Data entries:
▼▼▼
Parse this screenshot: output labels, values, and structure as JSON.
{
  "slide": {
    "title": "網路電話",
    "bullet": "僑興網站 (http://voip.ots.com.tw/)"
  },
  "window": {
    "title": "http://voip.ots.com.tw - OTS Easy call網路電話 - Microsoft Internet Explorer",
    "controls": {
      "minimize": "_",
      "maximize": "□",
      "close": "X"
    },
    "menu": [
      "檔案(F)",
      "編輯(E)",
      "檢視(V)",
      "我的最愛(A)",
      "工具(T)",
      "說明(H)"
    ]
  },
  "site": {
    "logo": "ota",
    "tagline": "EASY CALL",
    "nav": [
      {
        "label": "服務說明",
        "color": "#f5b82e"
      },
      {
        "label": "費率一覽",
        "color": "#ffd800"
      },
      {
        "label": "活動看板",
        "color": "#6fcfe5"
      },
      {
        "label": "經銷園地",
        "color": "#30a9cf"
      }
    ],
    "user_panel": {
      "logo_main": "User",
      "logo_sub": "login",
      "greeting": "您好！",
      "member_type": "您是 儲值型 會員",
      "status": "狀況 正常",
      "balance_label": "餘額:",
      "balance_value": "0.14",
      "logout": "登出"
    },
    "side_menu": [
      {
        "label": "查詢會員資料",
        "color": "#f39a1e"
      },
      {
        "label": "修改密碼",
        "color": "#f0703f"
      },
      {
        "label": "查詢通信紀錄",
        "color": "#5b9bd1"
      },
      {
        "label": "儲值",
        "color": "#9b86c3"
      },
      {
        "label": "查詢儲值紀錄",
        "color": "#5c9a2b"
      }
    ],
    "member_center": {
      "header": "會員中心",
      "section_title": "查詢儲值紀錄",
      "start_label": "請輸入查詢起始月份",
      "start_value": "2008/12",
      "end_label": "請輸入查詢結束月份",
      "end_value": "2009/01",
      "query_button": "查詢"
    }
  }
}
▲▲▲
Your task:
Take every line from the data above that holds "voip" and copy it out.

Result for this exercise:
    "bullet": "僑興網站 (http://voip.ots.com.tw/)"
    "title": "http://voip.ots.com.tw - OTS Easy call網路電話 - Microsoft Internet Explorer",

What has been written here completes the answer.